_What to do_: Read the data and repeat it in full, exactly.

--- Start Record set ---

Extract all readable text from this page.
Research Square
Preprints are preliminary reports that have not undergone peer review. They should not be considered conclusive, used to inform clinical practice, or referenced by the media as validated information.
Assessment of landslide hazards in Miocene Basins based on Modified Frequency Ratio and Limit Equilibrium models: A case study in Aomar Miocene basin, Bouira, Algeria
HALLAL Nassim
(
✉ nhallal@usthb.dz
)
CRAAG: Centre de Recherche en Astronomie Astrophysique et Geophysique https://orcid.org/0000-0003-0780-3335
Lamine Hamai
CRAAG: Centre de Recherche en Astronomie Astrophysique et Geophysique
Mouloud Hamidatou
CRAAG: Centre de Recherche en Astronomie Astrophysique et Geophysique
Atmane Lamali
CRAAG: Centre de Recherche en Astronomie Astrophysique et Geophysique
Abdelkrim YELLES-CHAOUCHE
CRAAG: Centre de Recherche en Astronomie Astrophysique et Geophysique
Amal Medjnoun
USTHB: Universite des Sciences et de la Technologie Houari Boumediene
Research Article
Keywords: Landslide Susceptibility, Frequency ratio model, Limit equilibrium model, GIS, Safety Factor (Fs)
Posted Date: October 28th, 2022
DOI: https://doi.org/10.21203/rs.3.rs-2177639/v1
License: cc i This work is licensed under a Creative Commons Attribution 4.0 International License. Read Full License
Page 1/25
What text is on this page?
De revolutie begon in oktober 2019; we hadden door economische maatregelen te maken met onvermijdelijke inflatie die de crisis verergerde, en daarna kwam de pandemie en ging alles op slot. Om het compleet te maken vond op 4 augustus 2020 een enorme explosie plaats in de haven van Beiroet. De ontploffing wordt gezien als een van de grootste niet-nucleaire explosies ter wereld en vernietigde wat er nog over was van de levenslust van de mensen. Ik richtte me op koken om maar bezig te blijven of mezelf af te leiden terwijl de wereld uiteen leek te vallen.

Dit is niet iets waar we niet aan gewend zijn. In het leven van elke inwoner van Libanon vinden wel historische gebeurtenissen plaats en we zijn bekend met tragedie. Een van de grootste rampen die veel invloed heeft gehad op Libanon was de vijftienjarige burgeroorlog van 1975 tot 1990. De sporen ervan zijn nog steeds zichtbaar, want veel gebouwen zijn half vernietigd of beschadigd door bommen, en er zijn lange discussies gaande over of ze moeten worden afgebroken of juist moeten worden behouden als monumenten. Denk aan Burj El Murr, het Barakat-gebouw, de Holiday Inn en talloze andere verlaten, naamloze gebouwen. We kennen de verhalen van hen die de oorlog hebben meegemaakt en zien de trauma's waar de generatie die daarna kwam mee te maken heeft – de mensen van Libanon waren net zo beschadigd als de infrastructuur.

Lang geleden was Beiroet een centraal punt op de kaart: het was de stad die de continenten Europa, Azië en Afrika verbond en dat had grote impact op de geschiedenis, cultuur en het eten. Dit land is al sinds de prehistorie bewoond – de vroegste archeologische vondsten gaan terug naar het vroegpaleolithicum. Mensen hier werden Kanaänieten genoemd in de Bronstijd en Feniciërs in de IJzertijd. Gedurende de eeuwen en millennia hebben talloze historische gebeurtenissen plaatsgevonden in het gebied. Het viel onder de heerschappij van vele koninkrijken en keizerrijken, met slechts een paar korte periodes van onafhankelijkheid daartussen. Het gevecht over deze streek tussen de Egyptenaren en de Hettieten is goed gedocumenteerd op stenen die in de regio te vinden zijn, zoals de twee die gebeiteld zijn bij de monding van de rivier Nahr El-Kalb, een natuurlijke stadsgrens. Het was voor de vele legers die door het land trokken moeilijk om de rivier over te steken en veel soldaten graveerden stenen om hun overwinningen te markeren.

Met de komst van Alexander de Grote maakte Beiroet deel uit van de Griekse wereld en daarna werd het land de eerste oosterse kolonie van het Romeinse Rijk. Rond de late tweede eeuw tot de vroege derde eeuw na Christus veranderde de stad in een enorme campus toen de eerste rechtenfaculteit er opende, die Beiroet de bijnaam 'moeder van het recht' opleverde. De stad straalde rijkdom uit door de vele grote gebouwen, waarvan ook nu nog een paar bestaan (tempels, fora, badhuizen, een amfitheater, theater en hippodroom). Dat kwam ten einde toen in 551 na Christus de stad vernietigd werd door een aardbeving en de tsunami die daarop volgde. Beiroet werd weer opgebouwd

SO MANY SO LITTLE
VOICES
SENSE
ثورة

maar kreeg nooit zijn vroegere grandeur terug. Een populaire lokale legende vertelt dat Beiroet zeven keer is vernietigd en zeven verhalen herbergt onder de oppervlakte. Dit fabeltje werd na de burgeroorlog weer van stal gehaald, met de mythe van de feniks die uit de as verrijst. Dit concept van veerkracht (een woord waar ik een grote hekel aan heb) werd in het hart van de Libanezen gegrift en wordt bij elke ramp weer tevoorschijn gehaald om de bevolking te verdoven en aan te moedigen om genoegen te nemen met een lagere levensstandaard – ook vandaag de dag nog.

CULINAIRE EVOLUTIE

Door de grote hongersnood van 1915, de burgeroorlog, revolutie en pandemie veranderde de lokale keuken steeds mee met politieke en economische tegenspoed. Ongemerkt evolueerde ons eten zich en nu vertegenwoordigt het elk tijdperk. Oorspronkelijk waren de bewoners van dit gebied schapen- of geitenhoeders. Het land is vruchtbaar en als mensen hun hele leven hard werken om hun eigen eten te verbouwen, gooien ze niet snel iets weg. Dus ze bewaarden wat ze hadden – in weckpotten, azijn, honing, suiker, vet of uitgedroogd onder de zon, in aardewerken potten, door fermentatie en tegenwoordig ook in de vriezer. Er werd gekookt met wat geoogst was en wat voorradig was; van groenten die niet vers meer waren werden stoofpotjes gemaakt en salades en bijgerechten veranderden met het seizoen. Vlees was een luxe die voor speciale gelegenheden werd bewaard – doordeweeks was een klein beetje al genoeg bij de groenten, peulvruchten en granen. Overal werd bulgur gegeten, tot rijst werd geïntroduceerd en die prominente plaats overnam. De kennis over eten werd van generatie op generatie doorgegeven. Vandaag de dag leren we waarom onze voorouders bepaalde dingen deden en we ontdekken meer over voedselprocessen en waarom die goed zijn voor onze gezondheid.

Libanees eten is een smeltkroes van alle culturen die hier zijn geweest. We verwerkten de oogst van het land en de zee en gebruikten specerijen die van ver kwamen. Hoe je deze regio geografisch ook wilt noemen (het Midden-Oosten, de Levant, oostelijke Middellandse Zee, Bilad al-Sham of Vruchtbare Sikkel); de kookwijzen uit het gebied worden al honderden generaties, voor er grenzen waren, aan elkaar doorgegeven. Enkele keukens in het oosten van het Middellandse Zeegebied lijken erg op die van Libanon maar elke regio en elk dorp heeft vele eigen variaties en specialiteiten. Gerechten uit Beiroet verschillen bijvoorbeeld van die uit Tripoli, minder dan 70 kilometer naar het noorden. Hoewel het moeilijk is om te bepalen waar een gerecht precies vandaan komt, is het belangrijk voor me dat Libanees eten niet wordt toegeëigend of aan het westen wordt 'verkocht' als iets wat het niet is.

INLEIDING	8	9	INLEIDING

--- End Record set ---

_Solved problem_:
Extract all readable text from this page.
Research Square
Preprints are preliminary reports that have not undergone peer review. They should not be considered conclusive, used to inform clinical practice, or referenced by the media as validated information.
Assessment of landslide hazards in Miocene Basins based on Modified Frequency Ratio and Limit Equilibrium models: A case study in Aomar Miocene basin, Bouira, Algeria
HALLAL Nassim
(
✉ nhallal@usthb.dz
)
CRAAG: Centre de Recherche en Astronomie Astrophysique et Geophysique https://orcid.org/0000-0003-0780-3335
Lamine Hamai
CRAAG: Centre de Recherche en Astronomie Astrophysique et Geophysique
Mouloud Hamidatou
CRAAG: Centre de Recherche en Astronomie Astrophysique et Geophysique
Atmane Lamali
CRAAG: Centre de Recherche en Astronomie Astrophysique et Geophysique
Abdelkrim YELLES-CHAOUCHE
CRAAG: Centre de Recherche en Astronomie Astrophysique et Geophysique
Amal Medjnoun
USTHB: Universite des Sciences et de la Technologie Houari Boumediene
Research Article
Keywords: Landslide Susceptibility, Frequency ratio model, Limit equilibrium model, GIS, Safety Factor (Fs)
Posted Date: October 28th, 2022
DOI: https://doi.org/10.21203/rs.3.rs-2177639/v1
License: cc i This work is licensed under a Creative Commons Attribution 4.0 International License. Read Full License
Page 1/25
What text is on this page?
De revolutie begon in oktober 2019; we hadden door economische maatregelen te maken met onvermijdelijke inflatie die de crisis verergerde, en daarna kwam de pandemie en ging alles op slot. Om het compleet te maken vond op 4 augustus 2020 een enorme explosie plaats in de haven van Beiroet. De ontploffing wordt gezien als een van de grootste niet-nucleaire explosies ter wereld en vernietigde wat er nog over was van de levenslust van de mensen. Ik richtte me op koken om maar bezig te blijven of mezelf af te leiden terwijl de wereld uiteen leek te vallen.

Dit is niet iets waar we niet aan gewend zijn. In het leven van elke inwoner van Libanon vinden wel historische gebeurtenissen plaats en we zijn bekend met tragedie. Een van de grootste rampen die veel invloed heeft gehad op Libanon was de vijftienjarige burgeroorlog van 1975 tot 1990. De sporen ervan zijn nog steeds zichtbaar, want veel gebouwen zijn half vernietigd of beschadigd door bommen, en er zijn lange discussies gaande over of ze moeten worden afgebroken of juist moeten worden behouden als monumenten. Denk aan Burj El Murr, het Barakat-gebouw, de Holiday Inn en talloze andere verlaten, naamloze gebouwen. We kennen de verhalen van hen die de oorlog hebben meegemaakt en zien de trauma's waar de generatie die daarna kwam mee te maken heeft – de mensen van Libanon waren net zo beschadigd als de infrastructuur.

Lang geleden was Beiroet een centraal punt op de kaart: het was de stad die de continenten Europa, Azië en Afrika verbond en dat had grote impact op de geschiedenis, cultuur en het eten. Dit land is al sinds de prehistorie bewoond – de vroegste archeologische vondsten gaan terug naar het vroegpaleolithicum. Mensen hier werden Kanaänieten genoemd in de Bronstijd en Feniciërs in de IJzertijd. Gedurende de eeuwen en millennia hebben talloze historische gebeurtenissen plaatsgevonden in het gebied. Het viel onder de heerschappij van vele koninkrijken en keizerrijken, met slechts een paar korte periodes van onafhankelijkheid daartussen. Het gevecht over deze streek tussen de Egyptenaren en de Hettieten is goed gedocumenteerd op stenen die in de regio te vinden zijn, zoals de twee die gebeiteld zijn bij de monding van de rivier Nahr El-Kalb, een natuurlijke stadsgrens. Het was voor de vele legers die door het land trokken moeilijk om de rivier over te steken en veel soldaten graveerden stenen om hun overwinningen te markeren.

Met de komst van Alexander de Grote maakte Beiroet deel uit van de Griekse wereld en daarna werd het land de eerste oosterse kolonie van het Romeinse Rijk. Rond de late tweede eeuw tot de vroege derde eeuw na Christus veranderde de stad in een enorme campus toen de eerste rechtenfaculteit er opende, die Beiroet de bijnaam 'moeder van het recht' opleverde. De stad straalde rijkdom uit door de vele grote gebouwen, waarvan ook nu nog een paar bestaan (tempels, fora, badhuizen, een amfitheater, theater en hippodroom). Dat kwam ten einde toen in 551 na Christus de stad vernietigd werd door een aardbeving en de tsunami die daarop volgde. Beiroet werd weer opgebouwd

SO MANY SO LITTLE
VOICES
SENSE
ثورة

maar kreeg nooit zijn vroegere grandeur terug. Een populaire lokale legende vertelt dat Beiroet zeven keer is vernietigd en zeven verhalen herbergt onder de oppervlakte. Dit fabeltje werd na de burgeroorlog weer van stal gehaald, met de mythe van de feniks die uit de as verrijst. Dit concept van veerkracht (een woord waar ik een grote hekel aan heb) werd in het hart van de Libanezen gegrift en wordt bij elke ramp weer tevoorschijn gehaald om de bevolking te verdoven en aan te moedigen om genoegen te nemen met een lagere levensstandaard – ook vandaag de dag nog.

CULINAIRE EVOLUTIE

Door de grote hongersnood van 1915, de burgeroorlog, revolutie en pandemie veranderde de lokale keuken steeds mee met politieke en economische tegenspoed. Ongemerkt evolueerde ons eten zich en nu vertegenwoordigt het elk tijdperk. Oorspronkelijk waren de bewoners van dit gebied schapen- of geitenhoeders. Het land is vruchtbaar en als mensen hun hele leven hard werken om hun eigen eten te verbouwen, gooien ze niet snel iets weg. Dus ze bewaarden wat ze hadden – in weckpotten, azijn, honing, suiker, vet of uitgedroogd onder de zon, in aardewerken potten, door fermentatie en tegenwoordig ook in de vriezer. Er werd gekookt met wat geoogst was en wat voorradig was; van groenten die niet vers meer waren werden stoofpotjes gemaakt en salades en bijgerechten veranderden met het seizoen. Vlees was een luxe die voor speciale gelegenheden werd bewaard – doordeweeks was een klein beetje al genoeg bij de groenten, peulvruchten en granen. Overal werd bulgur gegeten, tot rijst werd geïntroduceerd en die prominente plaats overnam. De kennis over eten werd van generatie op generatie doorgegeven. Vandaag de dag leren we waarom onze voorouders bepaalde dingen deden en we ontdekken meer over voedselprocessen en waarom die goed zijn voor onze gezondheid.

Libanees eten is een smeltkroes van alle culturen die hier zijn geweest. We verwerkten de oogst van het land en de zee en gebruikten specerijen die van ver kwamen. Hoe je deze regio geografisch ook wilt noemen (het Midden-Oosten, de Levant, oostelijke Middellandse Zee, Bilad al-Sham of Vruchtbare Sikkel); de kookwijzen uit het gebied worden al honderden generaties, voor er grenzen waren, aan elkaar doorgegeven. Enkele keukens in het oosten van het Middellandse Zeegebied lijken erg op die van Libanon maar elke regio en elk dorp heeft vele eigen variaties en specialiteiten. Gerechten uit Beiroet verschillen bijvoorbeeld van die uit Tripoli, minder dan 70 kilometer naar het noorden. Hoewel het moeilijk is om te bepalen waar een gerecht precies vandaan komt, is het belangrijk voor me dat Libanees eten niet wordt toegeëigend of aan het westen wordt 'verkocht' als iets wat het niet is.

INLEIDING	8	9	INLEIDING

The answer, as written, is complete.